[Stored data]
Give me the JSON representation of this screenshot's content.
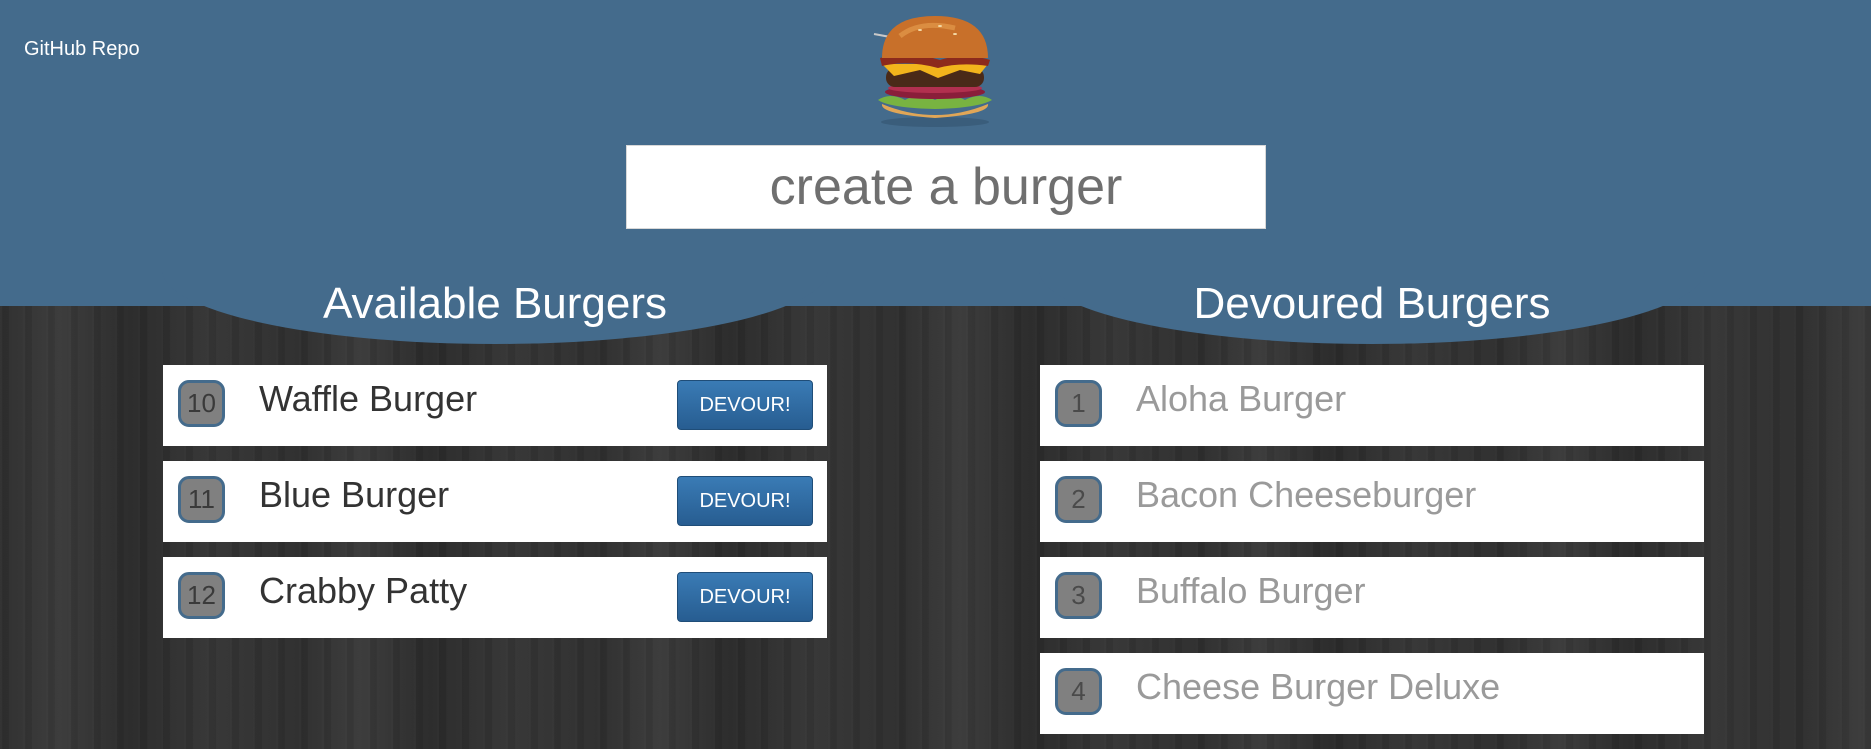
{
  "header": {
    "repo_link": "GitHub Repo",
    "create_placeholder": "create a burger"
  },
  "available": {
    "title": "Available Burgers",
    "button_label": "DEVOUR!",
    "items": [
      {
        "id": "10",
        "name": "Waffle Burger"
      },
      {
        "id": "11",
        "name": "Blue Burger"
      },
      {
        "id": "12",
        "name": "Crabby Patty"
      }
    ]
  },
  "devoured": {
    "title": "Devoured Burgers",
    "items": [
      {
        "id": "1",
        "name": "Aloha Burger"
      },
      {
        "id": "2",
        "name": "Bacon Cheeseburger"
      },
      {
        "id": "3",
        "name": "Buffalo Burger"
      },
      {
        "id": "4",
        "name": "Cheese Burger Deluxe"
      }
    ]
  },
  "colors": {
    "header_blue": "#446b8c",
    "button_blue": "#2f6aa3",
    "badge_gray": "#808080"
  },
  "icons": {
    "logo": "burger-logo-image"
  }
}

WHAT THIS TASK INVOLVES: Gather all the lines that include the word "title" and copy them out.

SOLUTION TO THE PROBLEM:
    "title": "Available Burgers",
    "title": "Devoured Burgers",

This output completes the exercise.